INFORMATION GIVEN.
▼▼▼

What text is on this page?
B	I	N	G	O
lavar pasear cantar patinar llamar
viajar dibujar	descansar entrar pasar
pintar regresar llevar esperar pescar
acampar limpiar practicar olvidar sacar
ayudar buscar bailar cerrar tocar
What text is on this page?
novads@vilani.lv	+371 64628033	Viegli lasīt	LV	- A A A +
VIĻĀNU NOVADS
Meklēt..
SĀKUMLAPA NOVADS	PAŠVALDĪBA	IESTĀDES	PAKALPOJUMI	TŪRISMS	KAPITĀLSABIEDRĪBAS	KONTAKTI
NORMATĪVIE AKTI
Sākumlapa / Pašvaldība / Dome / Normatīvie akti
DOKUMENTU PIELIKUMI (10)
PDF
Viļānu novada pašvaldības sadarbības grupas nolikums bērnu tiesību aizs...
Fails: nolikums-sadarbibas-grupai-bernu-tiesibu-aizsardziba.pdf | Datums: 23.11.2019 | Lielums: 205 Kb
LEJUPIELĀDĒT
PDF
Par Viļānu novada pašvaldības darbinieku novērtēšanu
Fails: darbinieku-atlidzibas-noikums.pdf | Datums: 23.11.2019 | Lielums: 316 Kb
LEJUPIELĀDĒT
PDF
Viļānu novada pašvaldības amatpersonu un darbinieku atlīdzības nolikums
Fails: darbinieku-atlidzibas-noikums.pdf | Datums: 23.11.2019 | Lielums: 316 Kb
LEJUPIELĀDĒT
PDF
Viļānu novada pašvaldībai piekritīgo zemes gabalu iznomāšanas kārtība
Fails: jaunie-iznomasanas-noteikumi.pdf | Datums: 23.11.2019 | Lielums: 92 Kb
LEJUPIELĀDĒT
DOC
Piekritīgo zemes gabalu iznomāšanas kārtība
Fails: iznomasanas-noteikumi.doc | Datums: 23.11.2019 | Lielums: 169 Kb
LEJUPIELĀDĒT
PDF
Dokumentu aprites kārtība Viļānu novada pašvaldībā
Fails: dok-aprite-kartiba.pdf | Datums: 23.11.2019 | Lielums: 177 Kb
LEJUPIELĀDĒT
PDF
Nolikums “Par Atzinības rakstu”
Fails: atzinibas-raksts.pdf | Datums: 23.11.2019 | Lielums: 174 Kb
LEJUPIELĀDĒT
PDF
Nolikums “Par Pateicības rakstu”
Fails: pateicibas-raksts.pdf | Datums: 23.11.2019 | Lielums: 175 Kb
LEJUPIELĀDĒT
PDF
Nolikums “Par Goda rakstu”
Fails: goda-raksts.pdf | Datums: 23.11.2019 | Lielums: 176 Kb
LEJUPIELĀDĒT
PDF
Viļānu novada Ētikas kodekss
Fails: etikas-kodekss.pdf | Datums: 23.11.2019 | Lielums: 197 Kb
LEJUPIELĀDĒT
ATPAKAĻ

▲▲▲

TO DO. Answer with one number: how many lines in the listing hold "rakstu".

SOLUTION FOR THIS PROBLEM. 3